> _Work to be completed_
Print all the entries verbatim.

==== Exercise inputs

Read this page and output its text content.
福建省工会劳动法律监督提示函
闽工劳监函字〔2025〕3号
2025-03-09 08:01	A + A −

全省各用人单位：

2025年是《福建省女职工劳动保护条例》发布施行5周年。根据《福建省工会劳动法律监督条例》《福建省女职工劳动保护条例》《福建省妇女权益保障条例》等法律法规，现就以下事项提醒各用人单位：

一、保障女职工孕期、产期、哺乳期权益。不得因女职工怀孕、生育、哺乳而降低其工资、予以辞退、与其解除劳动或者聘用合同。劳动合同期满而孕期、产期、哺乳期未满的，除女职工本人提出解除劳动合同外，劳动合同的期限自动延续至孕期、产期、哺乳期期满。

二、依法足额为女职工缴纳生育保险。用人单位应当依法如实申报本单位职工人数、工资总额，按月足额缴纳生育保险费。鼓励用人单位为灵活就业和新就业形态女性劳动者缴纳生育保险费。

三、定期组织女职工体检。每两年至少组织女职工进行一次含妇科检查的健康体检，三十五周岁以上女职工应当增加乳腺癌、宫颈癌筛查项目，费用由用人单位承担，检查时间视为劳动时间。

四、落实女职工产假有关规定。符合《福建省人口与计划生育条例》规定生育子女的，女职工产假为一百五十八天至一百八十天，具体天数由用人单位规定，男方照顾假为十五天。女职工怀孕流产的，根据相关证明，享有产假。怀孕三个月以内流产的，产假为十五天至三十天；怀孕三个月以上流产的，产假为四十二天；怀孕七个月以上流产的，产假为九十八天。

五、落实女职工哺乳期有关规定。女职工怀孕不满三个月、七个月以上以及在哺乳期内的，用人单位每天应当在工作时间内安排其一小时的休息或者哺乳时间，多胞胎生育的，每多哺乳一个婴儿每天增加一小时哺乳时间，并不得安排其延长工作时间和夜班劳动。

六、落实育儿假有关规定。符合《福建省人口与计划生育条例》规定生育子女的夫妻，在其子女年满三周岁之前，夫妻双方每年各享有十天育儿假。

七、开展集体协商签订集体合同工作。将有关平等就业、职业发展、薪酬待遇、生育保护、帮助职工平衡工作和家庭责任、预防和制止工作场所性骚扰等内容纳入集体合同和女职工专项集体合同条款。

========

> _Written response_
Read this page and output its text content.
福建省工会劳动法律监督提示函
闽工劳监函字〔2025〕3号
2025-03-09 08:01	A + A −

全省各用人单位：

2025年是《福建省女职工劳动保护条例》发布施行5周年。根据《福建省工会劳动法律监督条例》《福建省女职工劳动保护条例》《福建省妇女权益保障条例》等法律法规，现就以下事项提醒各用人单位：

一、保障女职工孕期、产期、哺乳期权益。不得因女职工怀孕、生育、哺乳而降低其工资、予以辞退、与其解除劳动或者聘用合同。劳动合同期满而孕期、产期、哺乳期未满的，除女职工本人提出解除劳动合同外，劳动合同的期限自动延续至孕期、产期、哺乳期期满。

二、依法足额为女职工缴纳生育保险。用人单位应当依法如实申报本单位职工人数、工资总额，按月足额缴纳生育保险费。鼓励用人单位为灵活就业和新就业形态女性劳动者缴纳生育保险费。

三、定期组织女职工体检。每两年至少组织女职工进行一次含妇科检查的健康体检，三十五周岁以上女职工应当增加乳腺癌、宫颈癌筛查项目，费用由用人单位承担，检查时间视为劳动时间。

四、落实女职工产假有关规定。符合《福建省人口与计划生育条例》规定生育子女的，女职工产假为一百五十八天至一百八十天，具体天数由用人单位规定，男方照顾假为十五天。女职工怀孕流产的，根据相关证明，享有产假。怀孕三个月以内流产的，产假为十五天至三十天；怀孕三个月以上流产的，产假为四十二天；怀孕七个月以上流产的，产假为九十八天。

五、落实女职工哺乳期有关规定。女职工怀孕不满三个月、七个月以上以及在哺乳期内的，用人单位每天应当在工作时间内安排其一小时的休息或者哺乳时间，多胞胎生育的，每多哺乳一个婴儿每天增加一小时哺乳时间，并不得安排其延长工作时间和夜班劳动。

六、落实育儿假有关规定。符合《福建省人口与计划生育条例》规定生育子女的夫妻，在其子女年满三周岁之前，夫妻双方每年各享有十天育儿假。

七、开展集体协商签订集体合同工作。将有关平等就业、职业发展、薪酬待遇、生育保护、帮助职工平衡工作和家庭责任、预防和制止工作场所性骚扰等内容纳入集体合同和女职工专项集体合同条款。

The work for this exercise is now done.